Look below and pull out each line with the word "name".

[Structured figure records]
____________

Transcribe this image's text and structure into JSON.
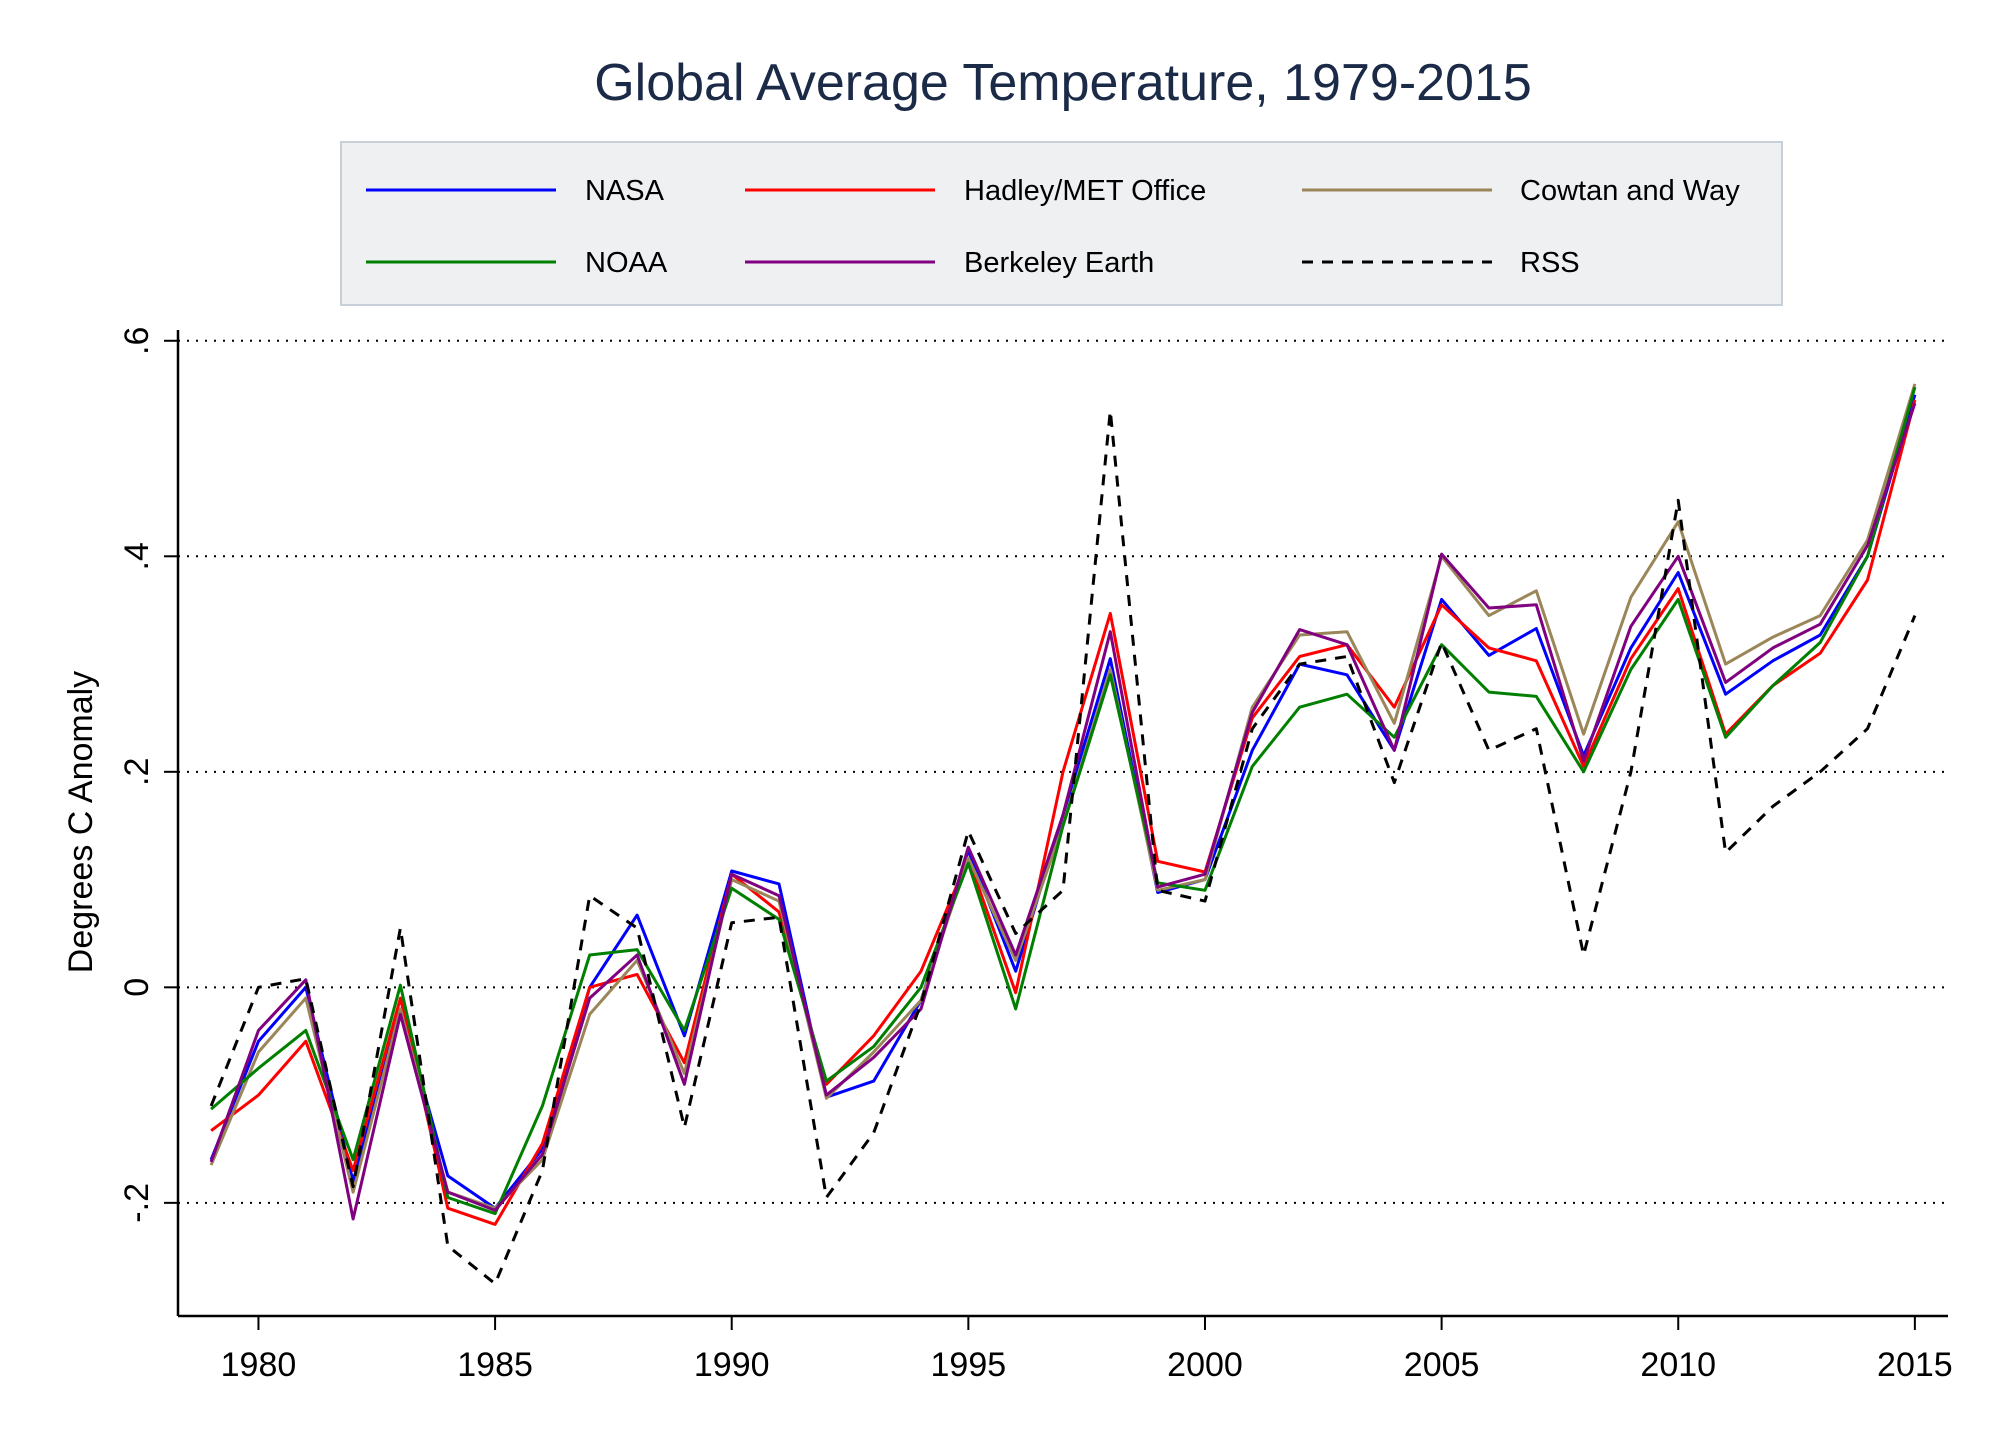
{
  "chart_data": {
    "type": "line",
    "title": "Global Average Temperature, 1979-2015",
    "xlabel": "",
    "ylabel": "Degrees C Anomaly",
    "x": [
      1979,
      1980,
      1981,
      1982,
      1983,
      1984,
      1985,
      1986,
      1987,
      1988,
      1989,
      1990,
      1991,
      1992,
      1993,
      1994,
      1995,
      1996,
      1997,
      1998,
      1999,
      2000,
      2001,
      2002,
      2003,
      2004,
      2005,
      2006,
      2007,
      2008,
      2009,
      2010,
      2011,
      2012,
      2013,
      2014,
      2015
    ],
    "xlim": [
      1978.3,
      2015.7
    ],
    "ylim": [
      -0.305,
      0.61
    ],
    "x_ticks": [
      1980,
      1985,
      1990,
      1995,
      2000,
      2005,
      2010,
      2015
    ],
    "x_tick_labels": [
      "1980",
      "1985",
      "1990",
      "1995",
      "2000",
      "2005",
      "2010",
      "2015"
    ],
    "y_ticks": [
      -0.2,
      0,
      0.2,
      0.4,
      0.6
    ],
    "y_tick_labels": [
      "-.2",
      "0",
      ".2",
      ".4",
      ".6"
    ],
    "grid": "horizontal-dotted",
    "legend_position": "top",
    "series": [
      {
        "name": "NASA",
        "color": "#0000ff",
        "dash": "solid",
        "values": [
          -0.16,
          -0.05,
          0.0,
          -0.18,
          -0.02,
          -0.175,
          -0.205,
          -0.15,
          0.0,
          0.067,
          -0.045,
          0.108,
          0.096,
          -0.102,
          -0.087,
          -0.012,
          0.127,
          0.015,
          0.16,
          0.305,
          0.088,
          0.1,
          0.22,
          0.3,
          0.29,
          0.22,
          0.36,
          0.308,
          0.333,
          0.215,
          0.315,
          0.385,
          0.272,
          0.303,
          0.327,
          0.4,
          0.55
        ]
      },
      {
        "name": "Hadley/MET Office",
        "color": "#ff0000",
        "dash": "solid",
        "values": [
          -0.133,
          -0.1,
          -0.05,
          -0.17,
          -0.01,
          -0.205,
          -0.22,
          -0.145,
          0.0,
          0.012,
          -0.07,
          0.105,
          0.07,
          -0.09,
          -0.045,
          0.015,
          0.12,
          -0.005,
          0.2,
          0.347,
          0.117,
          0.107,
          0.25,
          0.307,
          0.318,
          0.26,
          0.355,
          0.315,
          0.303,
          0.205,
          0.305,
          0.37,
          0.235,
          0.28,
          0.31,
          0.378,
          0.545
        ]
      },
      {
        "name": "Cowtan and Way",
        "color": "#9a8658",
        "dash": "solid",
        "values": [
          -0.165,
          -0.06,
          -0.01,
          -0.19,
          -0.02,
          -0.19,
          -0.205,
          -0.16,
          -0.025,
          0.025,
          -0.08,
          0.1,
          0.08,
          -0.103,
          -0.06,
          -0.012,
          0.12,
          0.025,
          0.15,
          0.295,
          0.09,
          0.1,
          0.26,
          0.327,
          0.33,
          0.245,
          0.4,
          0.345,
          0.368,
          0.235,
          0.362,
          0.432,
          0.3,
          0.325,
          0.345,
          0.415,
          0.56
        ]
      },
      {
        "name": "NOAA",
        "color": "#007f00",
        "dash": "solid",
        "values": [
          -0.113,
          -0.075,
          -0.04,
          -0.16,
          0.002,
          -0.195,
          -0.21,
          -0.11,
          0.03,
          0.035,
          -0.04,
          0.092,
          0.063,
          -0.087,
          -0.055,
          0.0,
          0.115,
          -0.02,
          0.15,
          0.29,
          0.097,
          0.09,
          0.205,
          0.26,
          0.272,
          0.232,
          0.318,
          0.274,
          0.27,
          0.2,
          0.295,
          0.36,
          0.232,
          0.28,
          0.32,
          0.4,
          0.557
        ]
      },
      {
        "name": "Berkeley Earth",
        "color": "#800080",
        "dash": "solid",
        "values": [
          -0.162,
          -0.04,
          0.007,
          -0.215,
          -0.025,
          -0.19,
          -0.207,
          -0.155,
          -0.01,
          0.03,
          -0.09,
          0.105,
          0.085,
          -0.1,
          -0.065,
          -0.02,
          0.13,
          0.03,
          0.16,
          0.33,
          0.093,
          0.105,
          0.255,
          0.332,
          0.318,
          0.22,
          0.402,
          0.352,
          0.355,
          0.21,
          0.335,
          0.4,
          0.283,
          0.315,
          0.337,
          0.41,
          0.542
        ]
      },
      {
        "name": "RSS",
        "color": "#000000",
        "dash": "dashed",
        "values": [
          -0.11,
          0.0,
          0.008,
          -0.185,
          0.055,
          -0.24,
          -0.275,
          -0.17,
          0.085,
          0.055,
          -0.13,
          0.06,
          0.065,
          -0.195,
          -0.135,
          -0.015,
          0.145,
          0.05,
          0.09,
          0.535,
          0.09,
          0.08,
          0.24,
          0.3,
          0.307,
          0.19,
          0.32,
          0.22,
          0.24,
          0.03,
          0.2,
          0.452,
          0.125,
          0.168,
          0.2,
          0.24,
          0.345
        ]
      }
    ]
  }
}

____________

- **Exercise solution**
        "name": "NASA",
        "name": "Hadley/MET Office",
        "name": "Cowtan and Way",
        "name": "NOAA",
        "name": "Berkeley Earth",
        "name": "RSS",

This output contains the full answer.